§ **What to produce**
Lift every line from the entries that includes the word "بالجامعة".

Data entries:
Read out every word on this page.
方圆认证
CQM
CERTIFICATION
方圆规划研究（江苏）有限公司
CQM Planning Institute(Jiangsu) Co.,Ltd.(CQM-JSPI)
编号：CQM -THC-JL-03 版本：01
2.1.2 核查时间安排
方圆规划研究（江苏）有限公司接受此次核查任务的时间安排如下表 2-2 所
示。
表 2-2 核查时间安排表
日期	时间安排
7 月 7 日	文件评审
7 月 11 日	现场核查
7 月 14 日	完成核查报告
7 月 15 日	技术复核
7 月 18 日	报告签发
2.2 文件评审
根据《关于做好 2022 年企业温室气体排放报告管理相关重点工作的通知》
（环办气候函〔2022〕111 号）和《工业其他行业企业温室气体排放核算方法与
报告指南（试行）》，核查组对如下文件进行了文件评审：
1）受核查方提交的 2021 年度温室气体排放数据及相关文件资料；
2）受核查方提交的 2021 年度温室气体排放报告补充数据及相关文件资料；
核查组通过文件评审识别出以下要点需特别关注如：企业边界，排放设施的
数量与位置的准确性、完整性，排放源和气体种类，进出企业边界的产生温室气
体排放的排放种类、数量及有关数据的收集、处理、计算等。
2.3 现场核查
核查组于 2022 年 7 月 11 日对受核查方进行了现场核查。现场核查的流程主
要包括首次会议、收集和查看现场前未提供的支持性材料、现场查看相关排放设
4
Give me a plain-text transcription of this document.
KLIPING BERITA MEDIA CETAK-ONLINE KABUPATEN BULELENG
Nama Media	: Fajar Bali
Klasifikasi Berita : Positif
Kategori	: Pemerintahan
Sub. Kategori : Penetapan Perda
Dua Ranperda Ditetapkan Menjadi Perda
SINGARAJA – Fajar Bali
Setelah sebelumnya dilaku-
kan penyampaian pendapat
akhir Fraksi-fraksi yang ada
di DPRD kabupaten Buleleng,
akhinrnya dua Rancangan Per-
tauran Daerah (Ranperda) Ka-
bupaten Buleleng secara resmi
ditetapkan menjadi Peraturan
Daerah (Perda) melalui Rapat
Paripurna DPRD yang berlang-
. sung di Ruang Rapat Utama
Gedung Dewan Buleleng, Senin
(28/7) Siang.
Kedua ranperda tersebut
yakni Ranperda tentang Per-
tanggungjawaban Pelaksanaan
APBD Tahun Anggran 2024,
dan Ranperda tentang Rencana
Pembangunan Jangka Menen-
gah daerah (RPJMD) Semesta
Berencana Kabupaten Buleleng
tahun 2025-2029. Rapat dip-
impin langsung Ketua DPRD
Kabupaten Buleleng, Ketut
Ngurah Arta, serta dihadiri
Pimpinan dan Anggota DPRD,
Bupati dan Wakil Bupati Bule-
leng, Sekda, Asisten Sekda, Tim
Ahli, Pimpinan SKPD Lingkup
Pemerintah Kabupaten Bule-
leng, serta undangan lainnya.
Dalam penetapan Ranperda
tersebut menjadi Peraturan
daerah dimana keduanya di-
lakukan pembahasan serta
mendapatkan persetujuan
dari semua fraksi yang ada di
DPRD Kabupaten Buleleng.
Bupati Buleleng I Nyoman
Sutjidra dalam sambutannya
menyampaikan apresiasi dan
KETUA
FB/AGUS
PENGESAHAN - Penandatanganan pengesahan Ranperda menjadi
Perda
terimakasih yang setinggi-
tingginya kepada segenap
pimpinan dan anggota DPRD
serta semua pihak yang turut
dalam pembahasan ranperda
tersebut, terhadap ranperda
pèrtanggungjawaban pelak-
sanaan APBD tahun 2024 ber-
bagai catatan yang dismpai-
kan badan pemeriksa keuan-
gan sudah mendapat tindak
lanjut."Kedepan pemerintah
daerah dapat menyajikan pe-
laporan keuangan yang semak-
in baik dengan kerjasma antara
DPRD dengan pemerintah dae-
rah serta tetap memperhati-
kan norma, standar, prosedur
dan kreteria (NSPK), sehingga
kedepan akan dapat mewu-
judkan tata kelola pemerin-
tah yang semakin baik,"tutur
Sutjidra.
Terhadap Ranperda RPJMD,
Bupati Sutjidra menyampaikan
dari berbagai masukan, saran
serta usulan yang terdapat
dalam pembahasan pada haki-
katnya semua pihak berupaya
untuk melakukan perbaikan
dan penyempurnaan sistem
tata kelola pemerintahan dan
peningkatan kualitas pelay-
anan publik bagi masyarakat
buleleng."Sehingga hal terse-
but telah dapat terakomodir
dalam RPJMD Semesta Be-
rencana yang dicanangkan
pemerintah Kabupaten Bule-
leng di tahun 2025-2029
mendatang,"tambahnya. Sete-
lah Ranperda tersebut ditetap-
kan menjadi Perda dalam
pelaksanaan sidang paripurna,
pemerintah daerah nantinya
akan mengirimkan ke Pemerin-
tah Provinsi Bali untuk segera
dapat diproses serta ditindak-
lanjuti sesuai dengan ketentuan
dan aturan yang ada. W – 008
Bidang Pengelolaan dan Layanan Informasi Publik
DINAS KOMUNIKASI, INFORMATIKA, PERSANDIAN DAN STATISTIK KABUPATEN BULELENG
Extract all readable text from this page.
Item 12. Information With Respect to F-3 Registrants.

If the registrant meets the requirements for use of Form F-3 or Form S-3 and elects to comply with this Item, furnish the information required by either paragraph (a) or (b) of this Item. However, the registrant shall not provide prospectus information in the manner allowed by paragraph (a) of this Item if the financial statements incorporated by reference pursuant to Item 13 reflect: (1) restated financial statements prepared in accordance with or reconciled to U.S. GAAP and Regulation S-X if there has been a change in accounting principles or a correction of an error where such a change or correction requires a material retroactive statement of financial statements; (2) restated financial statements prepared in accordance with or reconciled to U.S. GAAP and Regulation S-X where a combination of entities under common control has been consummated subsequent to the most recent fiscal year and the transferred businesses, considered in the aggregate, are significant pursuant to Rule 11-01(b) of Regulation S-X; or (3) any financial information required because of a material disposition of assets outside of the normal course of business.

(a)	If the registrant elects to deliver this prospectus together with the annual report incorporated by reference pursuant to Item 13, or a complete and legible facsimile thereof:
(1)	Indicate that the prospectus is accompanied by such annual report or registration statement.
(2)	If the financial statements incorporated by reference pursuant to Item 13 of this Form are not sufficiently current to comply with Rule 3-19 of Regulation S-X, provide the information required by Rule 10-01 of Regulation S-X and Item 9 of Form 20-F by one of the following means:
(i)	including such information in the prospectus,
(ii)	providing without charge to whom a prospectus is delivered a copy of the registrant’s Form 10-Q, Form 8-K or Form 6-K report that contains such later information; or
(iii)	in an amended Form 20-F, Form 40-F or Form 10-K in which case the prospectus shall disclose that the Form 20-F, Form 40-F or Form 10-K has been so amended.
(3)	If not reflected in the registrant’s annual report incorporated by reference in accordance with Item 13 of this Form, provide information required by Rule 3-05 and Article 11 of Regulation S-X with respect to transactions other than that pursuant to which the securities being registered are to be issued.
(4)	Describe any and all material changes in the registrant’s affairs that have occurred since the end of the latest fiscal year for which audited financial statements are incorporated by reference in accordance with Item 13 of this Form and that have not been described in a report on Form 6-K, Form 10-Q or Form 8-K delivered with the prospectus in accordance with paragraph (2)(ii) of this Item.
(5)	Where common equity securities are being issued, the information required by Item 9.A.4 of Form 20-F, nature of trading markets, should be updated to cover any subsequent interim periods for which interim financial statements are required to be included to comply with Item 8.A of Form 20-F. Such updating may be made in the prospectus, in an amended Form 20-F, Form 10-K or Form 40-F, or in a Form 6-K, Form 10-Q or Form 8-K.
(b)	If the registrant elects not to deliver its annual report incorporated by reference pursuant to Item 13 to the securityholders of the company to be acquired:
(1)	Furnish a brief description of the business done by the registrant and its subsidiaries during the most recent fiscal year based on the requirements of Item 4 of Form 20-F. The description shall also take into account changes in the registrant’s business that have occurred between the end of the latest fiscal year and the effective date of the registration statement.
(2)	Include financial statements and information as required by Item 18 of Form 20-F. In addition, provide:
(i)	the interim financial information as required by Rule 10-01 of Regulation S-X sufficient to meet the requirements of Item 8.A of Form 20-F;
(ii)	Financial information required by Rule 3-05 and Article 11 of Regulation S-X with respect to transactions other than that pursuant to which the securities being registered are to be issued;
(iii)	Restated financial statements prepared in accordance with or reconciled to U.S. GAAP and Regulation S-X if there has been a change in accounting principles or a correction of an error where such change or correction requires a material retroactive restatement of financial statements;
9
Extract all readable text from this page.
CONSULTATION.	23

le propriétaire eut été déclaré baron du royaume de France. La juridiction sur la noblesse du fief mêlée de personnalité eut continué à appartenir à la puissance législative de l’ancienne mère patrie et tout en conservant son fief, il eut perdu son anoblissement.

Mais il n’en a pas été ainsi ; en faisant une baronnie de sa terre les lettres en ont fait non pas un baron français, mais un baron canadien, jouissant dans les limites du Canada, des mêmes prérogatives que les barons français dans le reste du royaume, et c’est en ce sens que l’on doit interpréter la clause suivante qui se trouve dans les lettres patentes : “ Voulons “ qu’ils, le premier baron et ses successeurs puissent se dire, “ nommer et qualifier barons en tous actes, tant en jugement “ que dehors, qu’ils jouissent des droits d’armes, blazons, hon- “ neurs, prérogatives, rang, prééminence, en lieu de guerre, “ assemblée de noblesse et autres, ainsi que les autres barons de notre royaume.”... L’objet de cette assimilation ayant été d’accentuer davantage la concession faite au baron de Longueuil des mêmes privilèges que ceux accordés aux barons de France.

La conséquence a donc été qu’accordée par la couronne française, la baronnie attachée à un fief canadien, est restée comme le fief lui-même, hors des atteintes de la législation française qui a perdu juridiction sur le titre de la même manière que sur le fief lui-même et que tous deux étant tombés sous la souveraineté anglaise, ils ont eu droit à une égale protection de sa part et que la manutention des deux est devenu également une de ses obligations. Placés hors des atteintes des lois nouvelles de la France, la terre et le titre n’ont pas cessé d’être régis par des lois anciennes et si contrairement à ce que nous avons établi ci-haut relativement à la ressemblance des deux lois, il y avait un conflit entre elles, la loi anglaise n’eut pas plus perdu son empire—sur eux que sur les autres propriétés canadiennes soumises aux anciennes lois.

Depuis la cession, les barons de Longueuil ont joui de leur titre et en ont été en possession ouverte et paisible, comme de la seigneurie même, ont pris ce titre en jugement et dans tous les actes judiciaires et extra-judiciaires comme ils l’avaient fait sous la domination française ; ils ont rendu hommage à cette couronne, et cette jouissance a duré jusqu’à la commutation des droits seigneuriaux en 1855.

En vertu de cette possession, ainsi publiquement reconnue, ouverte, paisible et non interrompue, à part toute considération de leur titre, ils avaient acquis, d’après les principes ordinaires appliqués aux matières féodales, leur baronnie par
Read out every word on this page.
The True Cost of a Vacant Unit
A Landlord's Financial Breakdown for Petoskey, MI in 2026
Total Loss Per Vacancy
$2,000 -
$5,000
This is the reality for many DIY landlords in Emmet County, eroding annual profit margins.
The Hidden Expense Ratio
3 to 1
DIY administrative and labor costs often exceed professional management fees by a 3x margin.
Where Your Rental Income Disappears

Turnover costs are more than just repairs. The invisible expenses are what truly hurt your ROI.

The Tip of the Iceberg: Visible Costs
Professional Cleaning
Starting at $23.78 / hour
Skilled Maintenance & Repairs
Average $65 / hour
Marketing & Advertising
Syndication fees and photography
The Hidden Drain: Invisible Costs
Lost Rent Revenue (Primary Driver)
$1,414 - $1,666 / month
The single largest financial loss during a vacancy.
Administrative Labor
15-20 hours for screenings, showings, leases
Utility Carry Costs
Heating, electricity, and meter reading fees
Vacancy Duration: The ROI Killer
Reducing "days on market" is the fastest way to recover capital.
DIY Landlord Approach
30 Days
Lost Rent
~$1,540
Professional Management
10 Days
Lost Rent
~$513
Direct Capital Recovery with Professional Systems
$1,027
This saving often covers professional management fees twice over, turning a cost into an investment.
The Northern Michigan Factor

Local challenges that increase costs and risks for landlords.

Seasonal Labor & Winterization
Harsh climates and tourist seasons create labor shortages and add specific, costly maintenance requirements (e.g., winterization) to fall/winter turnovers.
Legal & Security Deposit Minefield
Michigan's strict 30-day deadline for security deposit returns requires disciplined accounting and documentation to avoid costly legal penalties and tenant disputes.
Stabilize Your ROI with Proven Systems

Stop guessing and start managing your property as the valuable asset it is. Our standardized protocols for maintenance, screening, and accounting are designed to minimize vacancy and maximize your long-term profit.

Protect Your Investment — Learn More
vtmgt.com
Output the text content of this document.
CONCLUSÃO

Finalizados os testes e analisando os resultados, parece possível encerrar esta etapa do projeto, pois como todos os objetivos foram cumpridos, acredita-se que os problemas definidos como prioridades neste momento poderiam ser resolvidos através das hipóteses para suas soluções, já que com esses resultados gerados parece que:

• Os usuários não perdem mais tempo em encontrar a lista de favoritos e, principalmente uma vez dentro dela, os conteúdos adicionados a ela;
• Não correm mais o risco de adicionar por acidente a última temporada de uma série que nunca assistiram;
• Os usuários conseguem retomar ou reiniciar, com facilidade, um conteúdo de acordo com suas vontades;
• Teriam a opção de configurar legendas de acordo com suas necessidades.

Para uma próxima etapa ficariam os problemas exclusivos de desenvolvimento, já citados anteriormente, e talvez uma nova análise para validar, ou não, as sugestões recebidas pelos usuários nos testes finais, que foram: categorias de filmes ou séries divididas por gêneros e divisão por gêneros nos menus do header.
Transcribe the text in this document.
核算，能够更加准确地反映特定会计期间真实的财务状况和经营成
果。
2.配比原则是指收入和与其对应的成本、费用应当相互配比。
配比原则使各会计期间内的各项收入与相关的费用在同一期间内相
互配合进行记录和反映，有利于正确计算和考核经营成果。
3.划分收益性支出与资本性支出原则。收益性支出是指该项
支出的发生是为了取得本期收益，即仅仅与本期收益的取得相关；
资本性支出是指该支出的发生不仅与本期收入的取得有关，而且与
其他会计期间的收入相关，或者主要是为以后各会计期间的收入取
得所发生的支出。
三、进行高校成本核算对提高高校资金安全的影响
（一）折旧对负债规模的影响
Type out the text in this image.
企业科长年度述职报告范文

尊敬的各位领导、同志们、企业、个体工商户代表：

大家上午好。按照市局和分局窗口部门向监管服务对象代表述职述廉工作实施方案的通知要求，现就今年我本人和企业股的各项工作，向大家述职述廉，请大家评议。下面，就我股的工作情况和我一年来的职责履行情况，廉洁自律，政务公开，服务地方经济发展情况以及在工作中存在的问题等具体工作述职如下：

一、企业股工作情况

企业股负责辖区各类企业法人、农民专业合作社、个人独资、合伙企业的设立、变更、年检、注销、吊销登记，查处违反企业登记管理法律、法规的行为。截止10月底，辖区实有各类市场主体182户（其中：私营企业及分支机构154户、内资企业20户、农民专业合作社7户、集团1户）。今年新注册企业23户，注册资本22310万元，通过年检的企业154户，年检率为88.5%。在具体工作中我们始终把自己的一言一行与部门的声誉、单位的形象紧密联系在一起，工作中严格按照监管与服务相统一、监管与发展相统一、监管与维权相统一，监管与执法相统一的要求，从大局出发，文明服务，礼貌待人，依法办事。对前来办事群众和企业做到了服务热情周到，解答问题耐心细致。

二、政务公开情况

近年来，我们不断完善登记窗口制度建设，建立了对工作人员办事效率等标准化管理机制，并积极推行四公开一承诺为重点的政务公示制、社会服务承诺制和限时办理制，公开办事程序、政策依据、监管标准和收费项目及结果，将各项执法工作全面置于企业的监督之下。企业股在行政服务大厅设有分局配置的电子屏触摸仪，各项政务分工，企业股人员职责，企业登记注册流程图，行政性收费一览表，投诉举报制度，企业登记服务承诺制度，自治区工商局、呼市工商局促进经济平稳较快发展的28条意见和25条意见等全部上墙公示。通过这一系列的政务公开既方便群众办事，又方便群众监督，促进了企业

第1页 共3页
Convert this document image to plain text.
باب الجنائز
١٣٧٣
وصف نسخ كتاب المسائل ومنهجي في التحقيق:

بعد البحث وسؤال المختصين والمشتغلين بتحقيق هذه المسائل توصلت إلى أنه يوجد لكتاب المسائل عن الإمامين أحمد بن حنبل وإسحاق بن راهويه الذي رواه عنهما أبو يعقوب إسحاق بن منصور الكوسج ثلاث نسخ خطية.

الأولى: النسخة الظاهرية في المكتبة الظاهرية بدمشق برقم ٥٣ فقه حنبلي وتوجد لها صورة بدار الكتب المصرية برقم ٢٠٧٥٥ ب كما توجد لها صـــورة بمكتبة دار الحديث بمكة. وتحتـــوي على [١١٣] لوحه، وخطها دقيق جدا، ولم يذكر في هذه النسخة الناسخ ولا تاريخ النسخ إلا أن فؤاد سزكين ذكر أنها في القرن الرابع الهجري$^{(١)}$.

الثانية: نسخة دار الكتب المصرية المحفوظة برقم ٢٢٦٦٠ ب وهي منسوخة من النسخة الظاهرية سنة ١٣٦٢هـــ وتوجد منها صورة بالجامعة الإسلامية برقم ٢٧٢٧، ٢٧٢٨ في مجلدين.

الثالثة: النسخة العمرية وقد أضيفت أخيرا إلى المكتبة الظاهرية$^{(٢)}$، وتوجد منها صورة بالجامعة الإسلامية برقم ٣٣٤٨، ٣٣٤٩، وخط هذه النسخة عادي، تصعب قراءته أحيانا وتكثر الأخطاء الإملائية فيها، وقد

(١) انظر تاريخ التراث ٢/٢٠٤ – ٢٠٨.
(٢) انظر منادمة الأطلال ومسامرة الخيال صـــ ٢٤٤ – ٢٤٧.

§ **Result for this exercise**
الثانية: نسخة دار الكتب المصرية المحفوظة برقم ٢٢٦٦٠ ب وهي منسوخة من النسخة الظاهرية سنة ١٣٦٢هـــ وتوجد منها صورة بالجامعة الإسلامية برقم ٢٧٢٧، ٢٧٢٨ في مجلدين.
الثالثة: النسخة العمرية وقد أضيفت أخيرا إلى المكتبة الظاهرية$^{(٢)}$، وتوجد منها صورة بالجامعة الإسلامية برقم ٣٣٤٨، ٣٣٤٩، وخط هذه النسخة عادي، تصعب قراءته أحيانا وتكثر الأخطاء الإملائية فيها، وقد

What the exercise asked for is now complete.